Data records

╔══

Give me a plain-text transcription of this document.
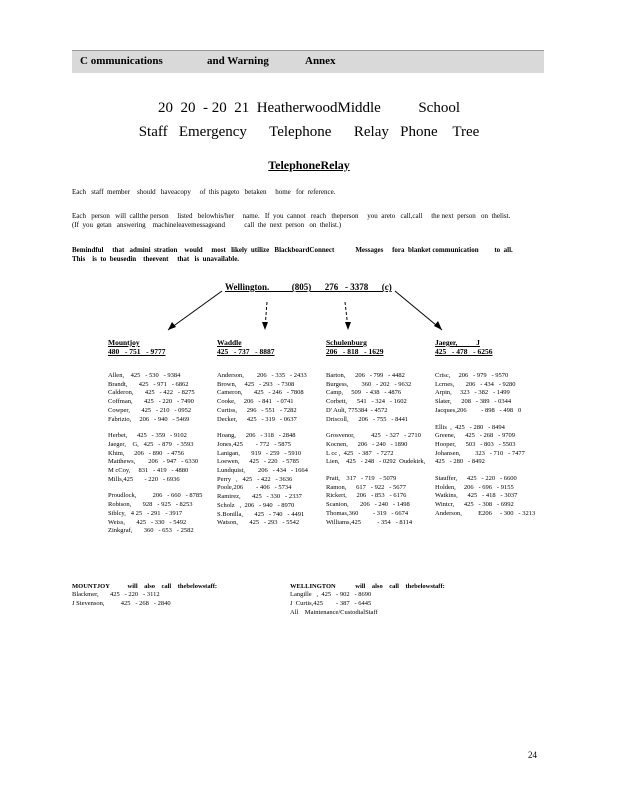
C ommunications	and Warning	Annex
20  20  - 20  21  HeatherwoodMiddle          School
Staff   Emergency      Telephone      Relay   Phone    Tree
TelephoneRelay
Each   staff  member    should   haveacopy     of  this pageto   betaken     home   for  reference.
Each   person   will  callthe person     listed   belowhis/her     name.   If  you  cannot   reach   theperson     you  areto   call,call     the next  person   on  thelist.   (If  you  getan   answering    machineleavemessageand           call  the  next  person   on  thelist.)
Bemindful     that   admini  stration    would     most   likely  utilize   BlackboardConnect            Messages     fora  blanket communication         to  all. This    is  to  beusedin    theevent     that   is  unavailable.
Wellington.          (805)      276   - 3378      (c)
Mountjoy
480   - 751   - 9777
Allen,    425   - 530   - 9384
Brandt,       425   - 971   - 6862
Calderon,       425   - 422   - 8275
Coffman,       425   - 220   - 7490
Cowper,       425   - 210   - 0952
Fabrizio,     206   - 940   - 5469
Herbet,      425   - 359   - 9102
Jaeger,    G,   425   - 879   - 3593
Khim,      206   - 890   - 4756
Matthews,        206   - 947   - 6330
M cCoy,     831   - 419   - 4880
Mills,425       - 220   - 6936
Proudlock,          206   - 660   - 8785
Robison,       928   - 925   - 8253
Siblcy,   4 25   - 291   - 3917
Weiss,       425   - 330   - 5492
Zinkgraf,       360   - 653   - 2582
Waddle
425   - 737   - 8887
Anderson,        206   - 335   - 2433
Brown,     425   - 293   - 7308
Cameron,       425   - 246   - 7808
Cooke,     206   - 841   - 0741
Curtiss,      296   - 551   - 7282
Decker,      425   - 319   - 0637
Hoang,      206   - 318   - 2848
Jones,425        - 772   - 5875
Lanigan,       919   - 259   - 5910
Loewen,      425   - 220   - 5785
Lundquist,        206   - 434   - 1664
Perry   ,   425   - 422   - 3636
Poole,206        - 406   - 5734
Ramirez,       425   - 330   - 2337
Scholz   ,  206   - 940   - 8970
S.Bonilla,       425   - 740   - 4491
Watson,       425   - 293   - 5542
Schulenburg
206   - 818   - 1629
Barton,      206   - 799   - 4482
Burgess,        360   - 202   - 9632
Camp,     509   - 438   - 4876
Corbett,      541   - 324   - 1602
D' Ault, 775384  - 4572
Driscoll,      206   - 755   - 8441
Grosvenor,          425   - 327   - 2710
Kocnen,      206   - 240   - 1890
L cc ,  425   - 387   - 7272
Lien,    425   - 248   - 0292  Oudekirk,
Pratt,    317   - 719   - 5079
Ramon,      617   - 922   - 5677
Rickert,      206   - 853   - 6176
Scanion,       206   - 240   - 1498
Thomas,360         - 319   - 6674
Williams,425          - 354   - 8114
Jaeger,          J
425   - 478   - 6256
Crisc,     206   - 979   - 9570
Lcrnes,       206   - 434   - 9280
Arpin,     323   - 382   - 1499
Slater,      208   - 389   - 0344
Jacques,206         - 898   - 498   0
Ellis  ,  425   - 280   - 8494
Greene,      425   - 268   - 9709
Hooper,      503   - 803   - 5503
Johansen,         323   - 710   - 7477
425   - 280   - 8492
Stauffer,      425   - 220   - 6600
Holden,     206   - 696   - 9155
Watkins,      425   - 418   - 3037
Wintcr,      425   - 308   - 6992
Anderson,          E206     - 300   - 3213
MOUNTJOY           will    also    call    thebelowstaff:
Blackmer,       425   - 220   - 3112
J Stevenson,          425   - 268   - 2840
WELLINGTON            will    also    call    thebelowstaff:
Langille   ,  425   - 902   - 8690
J  Curtis,425        - 387   - 6445
All    Maintenance/CustodialStaff
24
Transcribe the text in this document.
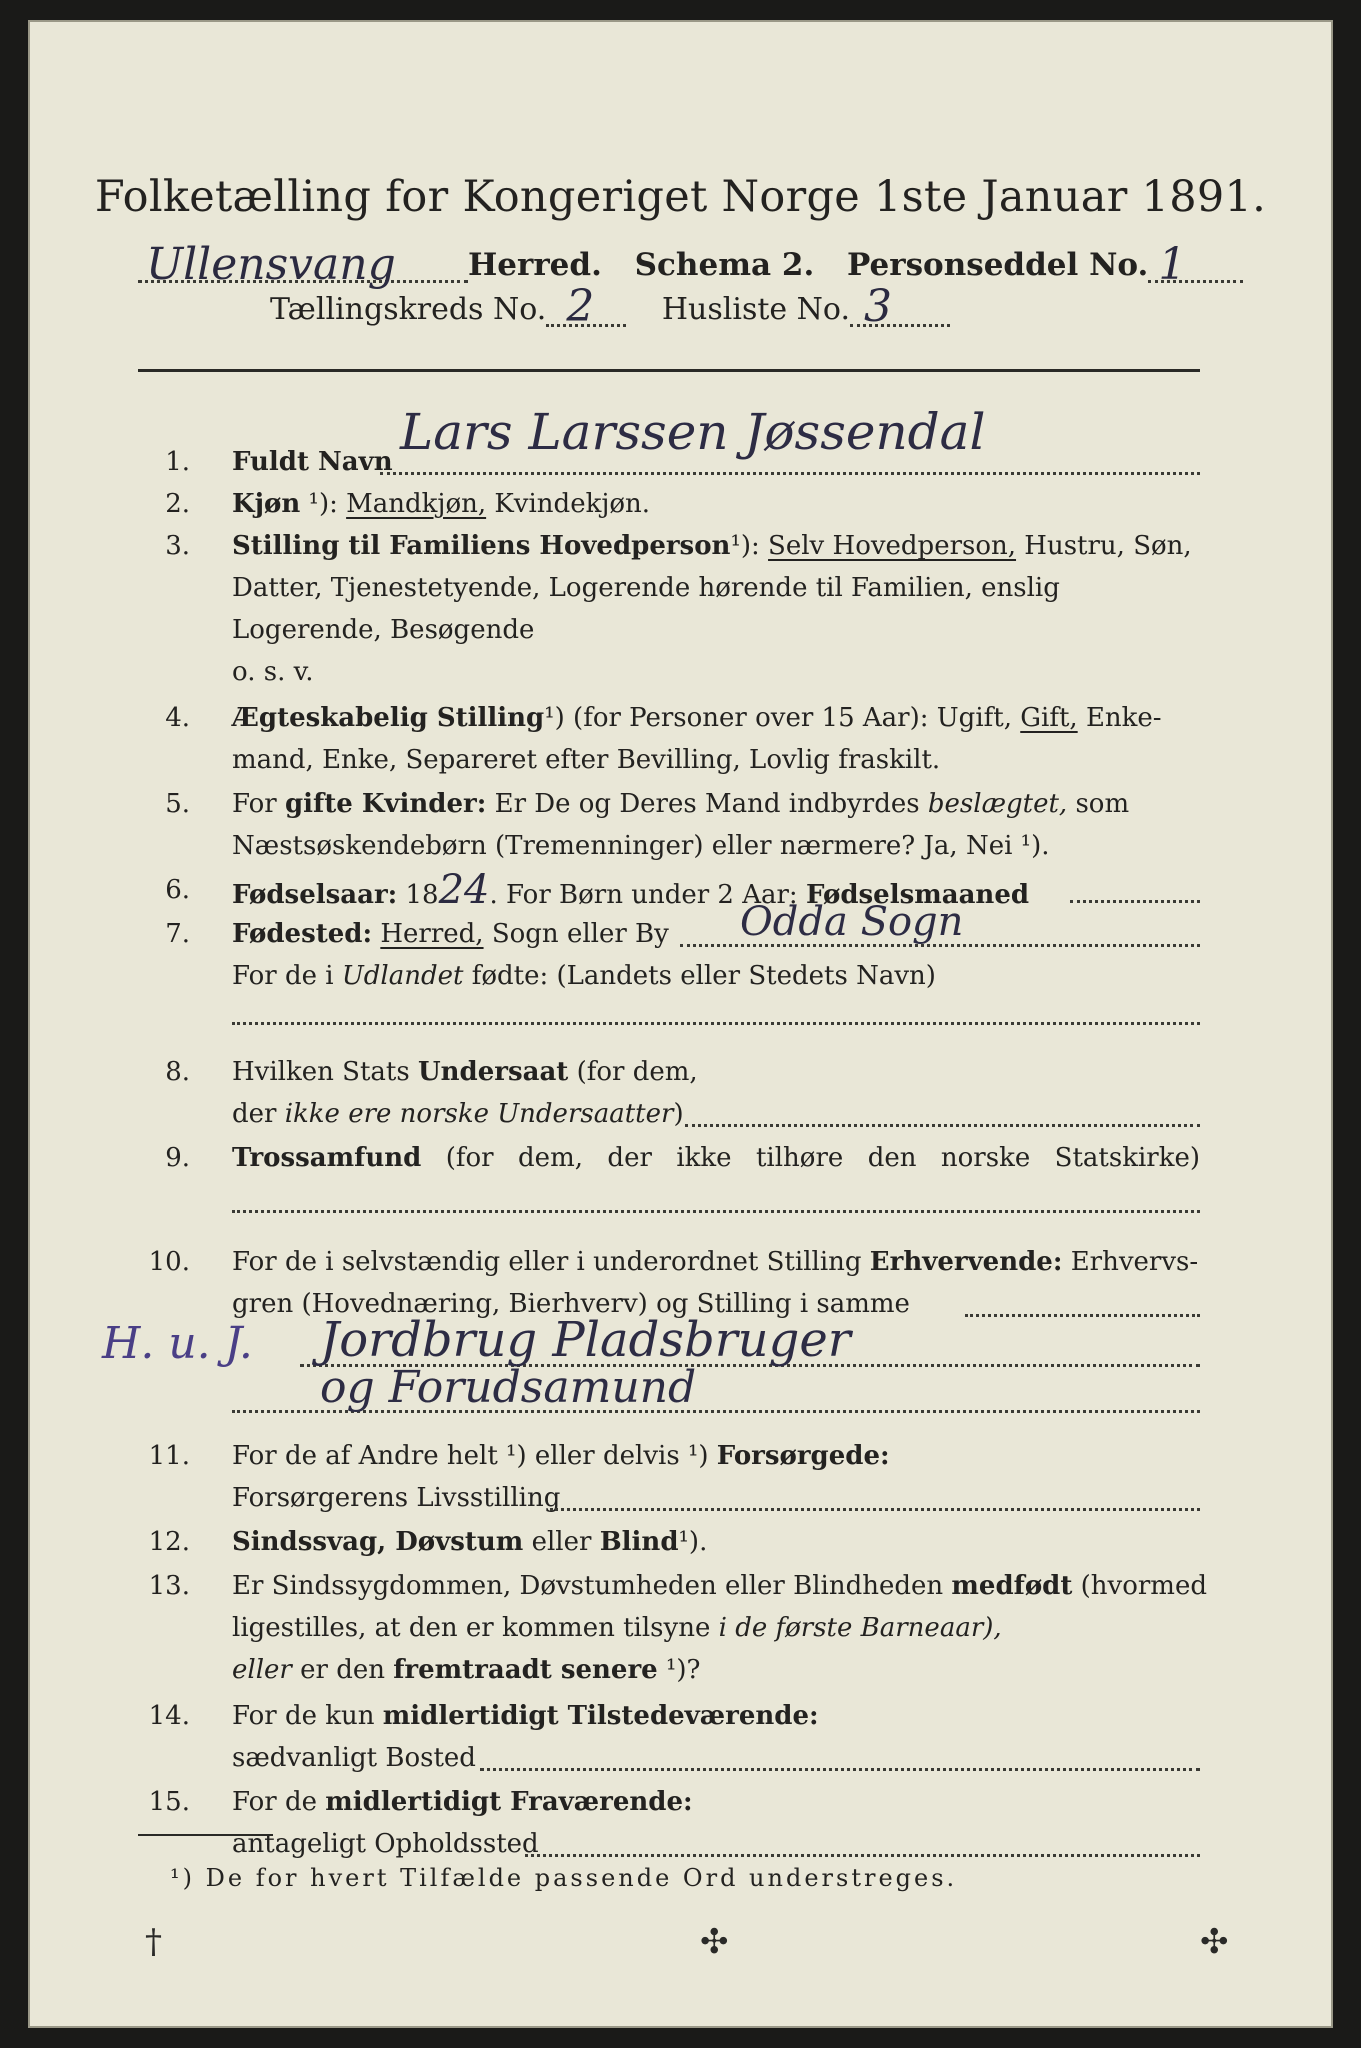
Folketælling for Kongeriget Norge 1ste Januar 1891.
Ullensvang Herred. Schema 2. Personseddel No. 1
Tællingskreds No. 2 Husliste No. 3
1. Fuldt Navn
Lars Larssen Jøssendal
2. Kjøn ¹): Mandkjøn, Kvindekjøn.
3. Stilling til Familiens Hovedperson¹): Selv Hovedperson, Hustru, Søn,
Datter, Tjenestetyende, Logerende hørende til Familien, enslig
Logerende, Besøgende
o. s. v.
4. Ægteskabelig Stilling¹) (for Personer over 15 Aar): Ugift, Gift, Enke-
mand, Enke, Separeret efter Bevilling, Lovlig fraskilt.
5. For gifte Kvinder: Er De og Deres Mand indbyrdes beslægtet, som
Næstsøskendebørn (Tremenninger) eller nærmere? Ja, Nei ¹).
6. Fødselsaar: 1824. For Børn under 2 Aar: Fødselsmaaned
7. Fødested: Herred, Sogn eller By Odda Sogn
For de i Udlandet fødte: (Landets eller Stedets Navn)
8. Hvilken Stats Undersaat (for dem,
der ikke ere norske Undersaatter)
9. Trossamfund (for dem, der ikke tilhøre den norske Statskirke)
10. For de i selvstændig eller i underordnet Stilling Erhvervende: Erhvervs-
gren (Hovednæring, Bierhverv) og Stilling i samme
H. u. J. Jordbrug Pladsbruger
og Forudsamund
11. For de af Andre helt ¹) eller delvis ¹) Forsørgede:
Forsørgerens Livsstilling
12. Sindssvag, Døvstum eller Blind¹).
13. Er Sindssygdommen, Døvstumheden eller Blindheden medfødt (hvormed
ligestilles, at den er kommen tilsyne i de første Barneaar),
eller er den fremtraadt senere ¹)?
14. For de kun midlertidigt Tilstedeværende:
sædvanligt Bosted
15. For de midlertidigt Fraværende:
antageligt Opholdssted
¹) De for hvert Tilfælde passende Ord understreges.
†	✣	✣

╚══

Say how many lines in the entries contain the string "document", and say nothing else.

2